Say how many lines of the listing below contain "Editor", giving the number and nothing else.
--- INPUT MATERIAL Enclosed Below ---
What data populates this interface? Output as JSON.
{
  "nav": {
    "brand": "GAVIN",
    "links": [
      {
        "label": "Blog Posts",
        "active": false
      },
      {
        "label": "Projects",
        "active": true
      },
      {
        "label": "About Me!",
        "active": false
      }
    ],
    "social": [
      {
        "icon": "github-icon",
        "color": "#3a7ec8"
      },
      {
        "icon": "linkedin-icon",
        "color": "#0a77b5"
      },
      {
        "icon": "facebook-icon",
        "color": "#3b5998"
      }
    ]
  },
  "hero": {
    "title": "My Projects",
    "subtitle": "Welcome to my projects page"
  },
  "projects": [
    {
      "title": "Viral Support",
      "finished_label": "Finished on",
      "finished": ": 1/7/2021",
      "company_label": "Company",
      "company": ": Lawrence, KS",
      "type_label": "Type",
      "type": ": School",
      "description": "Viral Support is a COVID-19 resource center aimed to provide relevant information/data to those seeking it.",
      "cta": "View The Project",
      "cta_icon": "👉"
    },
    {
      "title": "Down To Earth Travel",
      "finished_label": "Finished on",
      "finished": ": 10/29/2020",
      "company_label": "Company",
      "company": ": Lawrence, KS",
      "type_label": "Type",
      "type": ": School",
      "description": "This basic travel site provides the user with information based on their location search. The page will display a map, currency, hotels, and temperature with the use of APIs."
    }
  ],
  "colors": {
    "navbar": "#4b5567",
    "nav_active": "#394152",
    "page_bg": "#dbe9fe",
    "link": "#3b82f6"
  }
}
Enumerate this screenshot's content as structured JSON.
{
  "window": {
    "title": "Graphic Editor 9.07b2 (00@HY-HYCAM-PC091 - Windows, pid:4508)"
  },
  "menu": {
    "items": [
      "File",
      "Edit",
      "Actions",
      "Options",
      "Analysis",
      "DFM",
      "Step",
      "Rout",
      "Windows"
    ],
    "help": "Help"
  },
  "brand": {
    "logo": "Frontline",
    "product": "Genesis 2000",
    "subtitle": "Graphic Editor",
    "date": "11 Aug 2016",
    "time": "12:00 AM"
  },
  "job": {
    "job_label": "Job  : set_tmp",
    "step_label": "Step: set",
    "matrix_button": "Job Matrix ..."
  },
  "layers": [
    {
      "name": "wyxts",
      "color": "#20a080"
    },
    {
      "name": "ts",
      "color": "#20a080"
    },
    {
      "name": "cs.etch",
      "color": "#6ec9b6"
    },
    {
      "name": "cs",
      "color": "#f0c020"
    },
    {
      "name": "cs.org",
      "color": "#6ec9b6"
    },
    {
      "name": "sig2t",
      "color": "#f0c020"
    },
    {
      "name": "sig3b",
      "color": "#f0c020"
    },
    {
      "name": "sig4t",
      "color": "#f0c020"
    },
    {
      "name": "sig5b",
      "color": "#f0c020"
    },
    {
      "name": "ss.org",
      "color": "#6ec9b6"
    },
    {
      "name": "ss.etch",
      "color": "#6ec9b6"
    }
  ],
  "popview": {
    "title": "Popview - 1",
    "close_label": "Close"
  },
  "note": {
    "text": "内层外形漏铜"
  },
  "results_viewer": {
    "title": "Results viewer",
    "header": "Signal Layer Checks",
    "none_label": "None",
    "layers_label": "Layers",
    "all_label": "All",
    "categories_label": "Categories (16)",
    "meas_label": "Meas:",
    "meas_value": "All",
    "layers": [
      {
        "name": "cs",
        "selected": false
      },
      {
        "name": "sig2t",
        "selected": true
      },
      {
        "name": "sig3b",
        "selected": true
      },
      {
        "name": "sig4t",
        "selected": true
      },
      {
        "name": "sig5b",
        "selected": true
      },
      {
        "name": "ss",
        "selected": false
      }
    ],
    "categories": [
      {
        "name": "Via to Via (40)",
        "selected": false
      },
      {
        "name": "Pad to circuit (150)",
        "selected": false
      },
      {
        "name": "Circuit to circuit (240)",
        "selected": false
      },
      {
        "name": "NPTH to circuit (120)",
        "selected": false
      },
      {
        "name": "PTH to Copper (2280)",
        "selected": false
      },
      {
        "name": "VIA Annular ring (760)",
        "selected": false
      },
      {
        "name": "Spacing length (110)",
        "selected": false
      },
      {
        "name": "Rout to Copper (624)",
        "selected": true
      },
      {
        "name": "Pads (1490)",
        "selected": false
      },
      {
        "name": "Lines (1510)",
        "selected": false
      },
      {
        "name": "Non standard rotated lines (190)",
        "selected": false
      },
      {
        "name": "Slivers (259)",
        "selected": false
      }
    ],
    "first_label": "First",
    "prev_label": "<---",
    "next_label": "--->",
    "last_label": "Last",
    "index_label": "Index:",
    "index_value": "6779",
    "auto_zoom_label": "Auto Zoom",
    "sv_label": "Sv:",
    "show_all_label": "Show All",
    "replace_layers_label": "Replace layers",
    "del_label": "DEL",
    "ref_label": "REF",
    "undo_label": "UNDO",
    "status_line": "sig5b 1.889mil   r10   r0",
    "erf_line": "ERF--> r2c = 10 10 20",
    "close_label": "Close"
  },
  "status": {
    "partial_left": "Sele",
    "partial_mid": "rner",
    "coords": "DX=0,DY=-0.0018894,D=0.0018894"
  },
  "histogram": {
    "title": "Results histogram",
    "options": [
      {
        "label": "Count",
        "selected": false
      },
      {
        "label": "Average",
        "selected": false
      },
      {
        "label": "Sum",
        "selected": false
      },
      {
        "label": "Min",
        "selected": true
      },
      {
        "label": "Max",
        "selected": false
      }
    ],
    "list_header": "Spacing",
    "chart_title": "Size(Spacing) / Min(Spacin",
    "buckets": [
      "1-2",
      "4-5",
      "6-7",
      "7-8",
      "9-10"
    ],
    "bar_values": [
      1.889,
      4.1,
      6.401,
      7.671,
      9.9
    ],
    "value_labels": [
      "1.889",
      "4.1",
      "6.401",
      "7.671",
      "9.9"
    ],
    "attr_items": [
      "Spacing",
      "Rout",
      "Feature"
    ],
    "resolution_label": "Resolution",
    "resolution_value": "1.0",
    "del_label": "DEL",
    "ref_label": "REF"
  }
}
--- End of Enclosed INPUT MATERIAL ---
* **TASK ANSWER**:
2